▶ _Given request_: Retype everything in the listing, leaving each line exactly as it is.

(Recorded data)
· · · ·

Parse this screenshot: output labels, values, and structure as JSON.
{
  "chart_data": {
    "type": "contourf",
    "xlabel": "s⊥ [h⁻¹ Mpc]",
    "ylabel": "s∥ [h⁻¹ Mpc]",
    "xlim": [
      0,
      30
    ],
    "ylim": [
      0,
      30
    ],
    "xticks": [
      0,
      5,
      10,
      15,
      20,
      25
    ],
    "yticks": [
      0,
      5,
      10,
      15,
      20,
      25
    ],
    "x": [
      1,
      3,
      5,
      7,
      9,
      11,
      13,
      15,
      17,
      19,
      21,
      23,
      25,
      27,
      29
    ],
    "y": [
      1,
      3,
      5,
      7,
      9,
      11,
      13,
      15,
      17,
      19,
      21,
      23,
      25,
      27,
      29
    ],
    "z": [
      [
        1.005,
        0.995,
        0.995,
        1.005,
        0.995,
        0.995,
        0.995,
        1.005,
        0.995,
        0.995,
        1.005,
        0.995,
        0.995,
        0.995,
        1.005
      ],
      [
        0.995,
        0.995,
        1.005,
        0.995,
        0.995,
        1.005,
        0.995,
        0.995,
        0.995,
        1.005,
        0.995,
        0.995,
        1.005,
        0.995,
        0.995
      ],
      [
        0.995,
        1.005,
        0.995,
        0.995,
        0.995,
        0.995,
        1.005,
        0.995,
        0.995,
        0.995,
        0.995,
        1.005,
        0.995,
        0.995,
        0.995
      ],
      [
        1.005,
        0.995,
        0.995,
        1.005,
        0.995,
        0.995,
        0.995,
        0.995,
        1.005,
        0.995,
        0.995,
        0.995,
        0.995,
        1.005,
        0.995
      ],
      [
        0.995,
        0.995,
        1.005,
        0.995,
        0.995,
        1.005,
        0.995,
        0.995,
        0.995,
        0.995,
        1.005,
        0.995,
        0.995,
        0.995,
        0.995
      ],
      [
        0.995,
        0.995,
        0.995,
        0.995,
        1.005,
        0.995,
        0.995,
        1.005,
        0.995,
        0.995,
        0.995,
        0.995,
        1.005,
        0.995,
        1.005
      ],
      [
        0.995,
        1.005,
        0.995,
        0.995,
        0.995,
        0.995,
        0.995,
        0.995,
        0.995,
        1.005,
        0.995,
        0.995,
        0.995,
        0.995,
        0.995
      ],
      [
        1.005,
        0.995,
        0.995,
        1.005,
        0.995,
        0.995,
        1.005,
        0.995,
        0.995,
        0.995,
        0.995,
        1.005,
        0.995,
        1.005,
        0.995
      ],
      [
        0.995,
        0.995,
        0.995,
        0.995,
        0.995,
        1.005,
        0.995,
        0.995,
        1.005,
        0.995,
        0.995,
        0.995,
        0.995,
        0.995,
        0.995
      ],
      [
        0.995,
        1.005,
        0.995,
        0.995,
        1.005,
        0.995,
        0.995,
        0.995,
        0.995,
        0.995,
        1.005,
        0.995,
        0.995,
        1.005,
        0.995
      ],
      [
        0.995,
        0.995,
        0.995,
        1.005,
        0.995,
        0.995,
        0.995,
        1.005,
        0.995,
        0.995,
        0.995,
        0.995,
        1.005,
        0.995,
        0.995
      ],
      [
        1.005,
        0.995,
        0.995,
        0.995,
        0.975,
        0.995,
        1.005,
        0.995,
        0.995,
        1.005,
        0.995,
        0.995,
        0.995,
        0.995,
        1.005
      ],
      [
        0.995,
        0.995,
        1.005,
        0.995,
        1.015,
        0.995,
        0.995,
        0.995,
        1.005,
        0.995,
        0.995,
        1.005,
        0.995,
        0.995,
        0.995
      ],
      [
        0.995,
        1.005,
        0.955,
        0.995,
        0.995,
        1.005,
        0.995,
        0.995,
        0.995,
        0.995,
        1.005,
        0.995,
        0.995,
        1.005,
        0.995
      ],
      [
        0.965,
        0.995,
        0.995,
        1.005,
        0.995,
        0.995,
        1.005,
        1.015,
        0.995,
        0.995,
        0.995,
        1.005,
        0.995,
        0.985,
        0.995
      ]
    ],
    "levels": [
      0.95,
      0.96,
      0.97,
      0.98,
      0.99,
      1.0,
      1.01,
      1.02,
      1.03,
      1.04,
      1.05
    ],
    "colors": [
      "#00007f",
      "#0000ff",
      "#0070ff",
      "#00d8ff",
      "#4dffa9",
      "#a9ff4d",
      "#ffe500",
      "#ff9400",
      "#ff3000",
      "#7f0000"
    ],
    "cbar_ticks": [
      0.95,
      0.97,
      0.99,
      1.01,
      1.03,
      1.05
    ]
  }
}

· · · ·

▶ _The result_:
Parse this screenshot: output labels, values, and structure as JSON.
{
  "chart_data": {
    "type": "contourf",
    "xlabel": "s⊥ [h⁻¹ Mpc]",
    "ylabel": "s∥ [h⁻¹ Mpc]",
    "xlim": [
      0,
      30
    ],
    "ylim": [
      0,
      30
    ],
    "xticks": [
      0,
      5,
      10,
      15,
      20,
      25
    ],
    "yticks": [
      0,
      5,
      10,
      15,
      20,
      25
    ],
    "x": [
      1,
      3,
      5,
      7,
      9,
      11,
      13,
      15,
      17,
      19,
      21,
      23,
      25,
      27,
      29
    ],
    "y": [
      1,
      3,
      5,
      7,
      9,
      11,
      13,
      15,
      17,
      19,
      21,
      23,
      25,
      27,
      29
    ],
    "z": [
      [
        1.005,
        0.995,
        0.995,
        1.005,
        0.995,
        0.995,
        0.995,
        1.005,
        0.995,
        0.995,
        1.005,
        0.995,
        0.995,
        0.995,
        1.005
      ],
      [
        0.995,
        0.995,
        1.005,
        0.995,
        0.995,
        1.005,
        0.995,
        0.995,
        0.995,
        1.005,
        0.995,
        0.995,
        1.005,
        0.995,
        0.995
      ],
      [
        0.995,
        1.005,
        0.995,
        0.995,
        0.995,
        0.995,
        1.005,
        0.995,
        0.995,
        0.995,
        0.995,
        1.005,
        0.995,
        0.995,
        0.995
      ],
      [
        1.005,
        0.995,
        0.995,
        1.005,
        0.995,
        0.995,
        0.995,
        0.995,
        1.005,
        0.995,
        0.995,
        0.995,
        0.995,
        1.005,
        0.995
      ],
      [
        0.995,
        0.995,
        1.005,
        0.995,
        0.995,
        1.005,
        0.995,
        0.995,
        0.995,
        0.995,
        1.005,
        0.995,
        0.995,
        0.995,
        0.995
      ],
      [
        0.995,
        0.995,
        0.995,
        0.995,
        1.005,
        0.995,
        0.995,
        1.005,
        0.995,
        0.995,
        0.995,
        0.995,
        1.005,
        0.995,
        1.005
      ],
      [
        0.995,
        1.005,
        0.995,
        0.995,
        0.995,
        0.995,
        0.995,
        0.995,
        0.995,
        1.005,
        0.995,
        0.995,
        0.995,
        0.995,
        0.995
      ],
      [
        1.005,
        0.995,
        0.995,
        1.005,
        0.995,
        0.995,
        1.005,
        0.995,
        0.995,
        0.995,
        0.995,
        1.005,
        0.995,
        1.005,
        0.995
      ],
      [
        0.995,
        0.995,
        0.995,
        0.995,
        0.995,
        1.005,
        0.995,
        0.995,
        1.005,
        0.995,
        0.995,
        0.995,
        0.995,
        0.995,
        0.995
      ],
      [
        0.995,
        1.005,
        0.995,
        0.995,
        1.005,
        0.995,
        0.995,
        0.995,
        0.995,
        0.995,
        1.005,
        0.995,
        0.995,
        1.005,
        0.995
      ],
      [
        0.995,
        0.995,
        0.995,
        1.005,
        0.995,
        0.995,
        0.995,
        1.005,
        0.995,
        0.995,
        0.995,
        0.995,
        1.005,
        0.995,
        0.995
      ],
      [
        1.005,
        0.995,
        0.995,
        0.995,
        0.975,
        0.995,
        1.005,
        0.995,
        0.995,
        1.005,
        0.995,
        0.995,
        0.995,
        0.995,
        1.005
      ],
      [
        0.995,
        0.995,
        1.005,
        0.995,
        1.015,
        0.995,
        0.995,
        0.995,
        1.005,
        0.995,
        0.995,
        1.005,
        0.995,
        0.995,
        0.995
      ],
      [
        0.995,
        1.005,
        0.955,
        0.995,
        0.995,
        1.005,
        0.995,
        0.995,
        0.995,
        0.995,
        1.005,
        0.995,
        0.995,
        1.005,
        0.995
      ],
      [
        0.965,
        0.995,
        0.995,
        1.005,
        0.995,
        0.995,
        1.005,
        1.015,
        0.995,
        0.995,
        0.995,
        1.005,
        0.995,
        0.985,
        0.995
      ]
    ],
    "levels": [
      0.95,
      0.96,
      0.97,
      0.98,
      0.99,
      1.0,
      1.01,
      1.02,
      1.03,
      1.04,
      1.05
    ],
    "colors": [
      "#00007f",
      "#0000ff",
      "#0070ff",
      "#00d8ff",
      "#4dffa9",
      "#a9ff4d",
      "#ffe500",
      "#ff9400",
      "#ff3000",
      "#7f0000"
    ],
    "cbar_ticks": [
      0.95,
      0.97,
      0.99,
      1.01,
      1.03,
      1.05
    ]
  }
}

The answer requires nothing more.